**Instructions for the task**
Print the entire listing. Each line must match the original exactly.
[start]
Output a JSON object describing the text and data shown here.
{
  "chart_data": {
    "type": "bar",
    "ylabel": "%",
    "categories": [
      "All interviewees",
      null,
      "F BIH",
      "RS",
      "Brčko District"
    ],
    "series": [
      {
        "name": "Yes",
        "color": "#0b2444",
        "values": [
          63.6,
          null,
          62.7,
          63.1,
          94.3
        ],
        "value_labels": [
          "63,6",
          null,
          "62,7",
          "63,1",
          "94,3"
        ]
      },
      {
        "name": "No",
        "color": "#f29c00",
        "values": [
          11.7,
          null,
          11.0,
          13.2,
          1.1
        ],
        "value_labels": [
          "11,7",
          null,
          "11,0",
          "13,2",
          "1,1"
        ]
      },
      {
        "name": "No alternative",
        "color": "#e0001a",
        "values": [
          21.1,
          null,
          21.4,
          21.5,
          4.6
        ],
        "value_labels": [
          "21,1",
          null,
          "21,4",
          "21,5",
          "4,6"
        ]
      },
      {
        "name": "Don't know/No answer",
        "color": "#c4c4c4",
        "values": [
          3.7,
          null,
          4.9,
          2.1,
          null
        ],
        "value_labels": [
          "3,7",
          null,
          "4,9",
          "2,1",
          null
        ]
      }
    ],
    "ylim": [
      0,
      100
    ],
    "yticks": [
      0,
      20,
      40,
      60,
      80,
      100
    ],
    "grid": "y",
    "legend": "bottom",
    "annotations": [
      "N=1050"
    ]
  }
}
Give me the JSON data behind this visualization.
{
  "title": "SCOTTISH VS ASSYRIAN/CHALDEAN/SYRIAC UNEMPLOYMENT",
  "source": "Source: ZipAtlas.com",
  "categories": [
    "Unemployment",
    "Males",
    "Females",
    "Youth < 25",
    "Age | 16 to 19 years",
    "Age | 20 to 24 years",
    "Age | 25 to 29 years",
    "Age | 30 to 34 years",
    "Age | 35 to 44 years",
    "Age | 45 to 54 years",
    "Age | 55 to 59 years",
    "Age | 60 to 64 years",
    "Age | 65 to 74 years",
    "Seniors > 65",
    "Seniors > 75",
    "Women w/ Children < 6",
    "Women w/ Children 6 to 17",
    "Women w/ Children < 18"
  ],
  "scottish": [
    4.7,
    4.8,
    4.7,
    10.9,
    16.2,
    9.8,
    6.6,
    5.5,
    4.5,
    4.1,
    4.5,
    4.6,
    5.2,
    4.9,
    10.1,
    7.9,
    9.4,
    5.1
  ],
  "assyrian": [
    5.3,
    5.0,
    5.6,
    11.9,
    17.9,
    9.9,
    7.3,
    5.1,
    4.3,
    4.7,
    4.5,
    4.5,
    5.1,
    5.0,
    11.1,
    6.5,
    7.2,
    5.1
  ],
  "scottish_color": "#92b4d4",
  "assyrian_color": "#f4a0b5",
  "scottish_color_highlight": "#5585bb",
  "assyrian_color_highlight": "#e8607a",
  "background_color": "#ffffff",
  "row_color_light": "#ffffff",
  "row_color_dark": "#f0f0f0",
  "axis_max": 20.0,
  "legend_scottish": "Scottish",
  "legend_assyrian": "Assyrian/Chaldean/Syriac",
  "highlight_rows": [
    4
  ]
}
[end]
**Exercise response**
Output a JSON object describing the text and data shown here.
{
  "chart_data": {
    "type": "bar",
    "ylabel": "%",
    "categories": [
      "All interviewees",
      null,
      "F BIH",
      "RS",
      "Brčko District"
    ],
    "series": [
      {
        "name": "Yes",
        "color": "#0b2444",
        "values": [
          63.6,
          null,
          62.7,
          63.1,
          94.3
        ],
        "value_labels": [
          "63,6",
          null,
          "62,7",
          "63,1",
          "94,3"
        ]
      },
      {
        "name": "No",
        "color": "#f29c00",
        "values": [
          11.7,
          null,
          11.0,
          13.2,
          1.1
        ],
        "value_labels": [
          "11,7",
          null,
          "11,0",
          "13,2",
          "1,1"
        ]
      },
      {
        "name": "No alternative",
        "color": "#e0001a",
        "values": [
          21.1,
          null,
          21.4,
          21.5,
          4.6
        ],
        "value_labels": [
          "21,1",
          null,
          "21,4",
          "21,5",
          "4,6"
        ]
      },
      {
        "name": "Don't know/No answer",
        "color": "#c4c4c4",
        "values": [
          3.7,
          null,
          4.9,
          2.1,
          null
        ],
        "value_labels": [
          "3,7",
          null,
          "4,9",
          "2,1",
          null
        ]
      }
    ],
    "ylim": [
      0,
      100
    ],
    "yticks": [
      0,
      20,
      40,
      60,
      80,
      100
    ],
    "grid": "y",
    "legend": "bottom",
    "annotations": [
      "N=1050"
    ]
  }
}
Give me the JSON data behind this visualization.
{
  "title": "SCOTTISH VS ASSYRIAN/CHALDEAN/SYRIAC UNEMPLOYMENT",
  "source": "Source: ZipAtlas.com",
  "categories": [
    "Unemployment",
    "Males",
    "Females",
    "Youth < 25",
    "Age | 16 to 19 years",
    "Age | 20 to 24 years",
    "Age | 25 to 29 years",
    "Age | 30 to 34 years",
    "Age | 35 to 44 years",
    "Age | 45 to 54 years",
    "Age | 55 to 59 years",
    "Age | 60 to 64 years",
    "Age | 65 to 74 years",
    "Seniors > 65",
    "Seniors > 75",
    "Women w/ Children < 6",
    "Women w/ Children 6 to 17",
    "Women w/ Children < 18"
  ],
  "scottish": [
    4.7,
    4.8,
    4.7,
    10.9,
    16.2,
    9.8,
    6.6,
    5.5,
    4.5,
    4.1,
    4.5,
    4.6,
    5.2,
    4.9,
    10.1,
    7.9,
    9.4,
    5.1
  ],
  "assyrian": [
    5.3,
    5.0,
    5.6,
    11.9,
    17.9,
    9.9,
    7.3,
    5.1,
    4.3,
    4.7,
    4.5,
    4.5,
    5.1,
    5.0,
    11.1,
    6.5,
    7.2,
    5.1
  ],
  "scottish_color": "#92b4d4",
  "assyrian_color": "#f4a0b5",
  "scottish_color_highlight": "#5585bb",
  "assyrian_color_highlight": "#e8607a",
  "background_color": "#ffffff",
  "row_color_light": "#ffffff",
  "row_color_dark": "#f0f0f0",
  "axis_max": 20.0,
  "legend_scottish": "Scottish",
  "legend_assyrian": "Assyrian/Chaldean/Syriac",
  "highlight_rows": [
    4
  ]
}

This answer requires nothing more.